• EXERCISE OBJECTIVE
Keep only the lines of the data below that contain "this", and copy them.

• SUPPLIED ENTRIES
********
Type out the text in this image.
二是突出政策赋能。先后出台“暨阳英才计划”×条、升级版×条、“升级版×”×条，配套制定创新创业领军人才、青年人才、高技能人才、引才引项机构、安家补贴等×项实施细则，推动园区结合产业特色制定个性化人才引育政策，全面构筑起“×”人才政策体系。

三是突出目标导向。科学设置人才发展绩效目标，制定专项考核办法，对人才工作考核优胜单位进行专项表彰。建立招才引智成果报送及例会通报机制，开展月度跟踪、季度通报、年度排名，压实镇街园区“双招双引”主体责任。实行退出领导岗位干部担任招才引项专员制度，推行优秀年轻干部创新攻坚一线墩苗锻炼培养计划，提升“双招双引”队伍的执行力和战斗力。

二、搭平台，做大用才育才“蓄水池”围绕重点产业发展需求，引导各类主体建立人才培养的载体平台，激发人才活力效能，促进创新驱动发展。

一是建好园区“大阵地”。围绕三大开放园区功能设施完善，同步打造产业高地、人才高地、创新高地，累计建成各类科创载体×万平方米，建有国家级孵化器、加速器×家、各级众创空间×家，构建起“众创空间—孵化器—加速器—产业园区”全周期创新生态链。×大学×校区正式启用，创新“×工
********
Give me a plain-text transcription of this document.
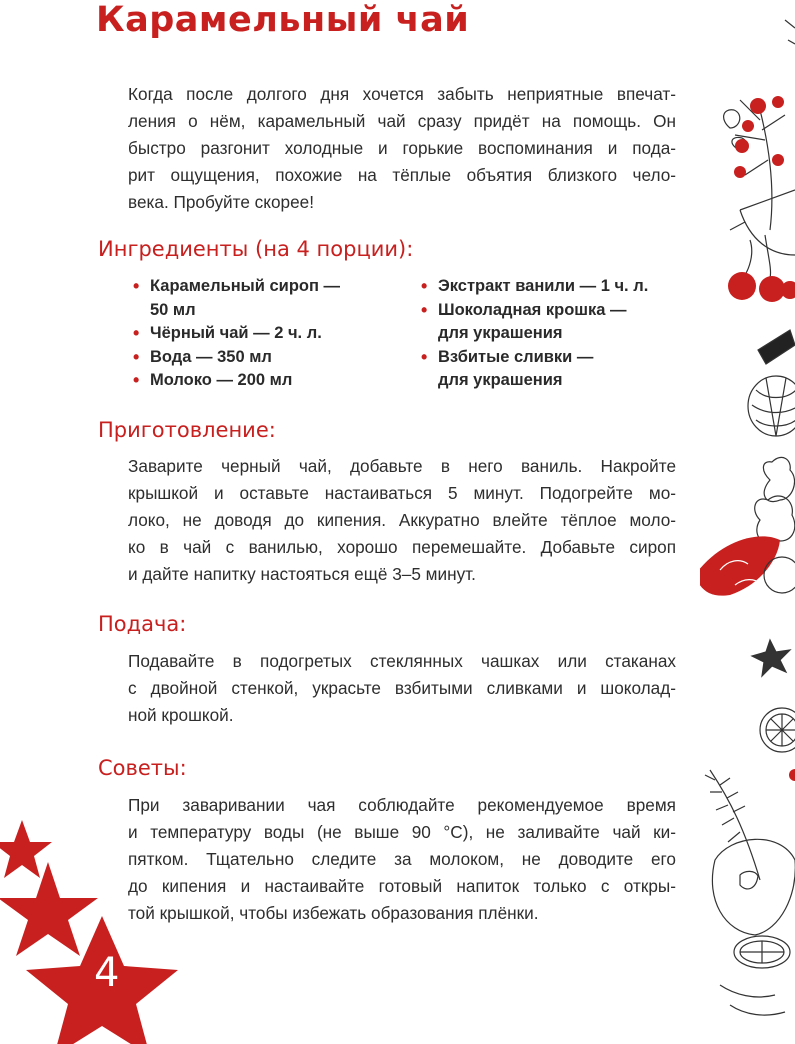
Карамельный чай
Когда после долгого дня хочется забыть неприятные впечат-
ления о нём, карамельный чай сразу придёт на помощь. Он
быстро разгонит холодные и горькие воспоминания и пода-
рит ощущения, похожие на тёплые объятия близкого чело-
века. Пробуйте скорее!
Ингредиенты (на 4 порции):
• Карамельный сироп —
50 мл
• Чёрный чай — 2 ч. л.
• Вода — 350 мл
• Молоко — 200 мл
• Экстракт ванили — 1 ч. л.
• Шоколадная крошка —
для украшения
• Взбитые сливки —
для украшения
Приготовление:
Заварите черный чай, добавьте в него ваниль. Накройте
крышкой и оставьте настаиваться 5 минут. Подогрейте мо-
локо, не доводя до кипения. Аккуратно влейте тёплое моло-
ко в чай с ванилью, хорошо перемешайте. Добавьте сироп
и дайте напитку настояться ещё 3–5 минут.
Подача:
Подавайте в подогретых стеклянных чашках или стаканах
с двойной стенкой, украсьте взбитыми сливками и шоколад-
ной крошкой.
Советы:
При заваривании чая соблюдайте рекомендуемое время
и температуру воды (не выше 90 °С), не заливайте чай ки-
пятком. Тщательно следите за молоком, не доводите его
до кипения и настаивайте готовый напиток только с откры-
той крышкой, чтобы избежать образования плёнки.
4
********
• SOLUTION TO THE PROBLEM
Type out the text in this image.
Give me a plain-text transcription of this document.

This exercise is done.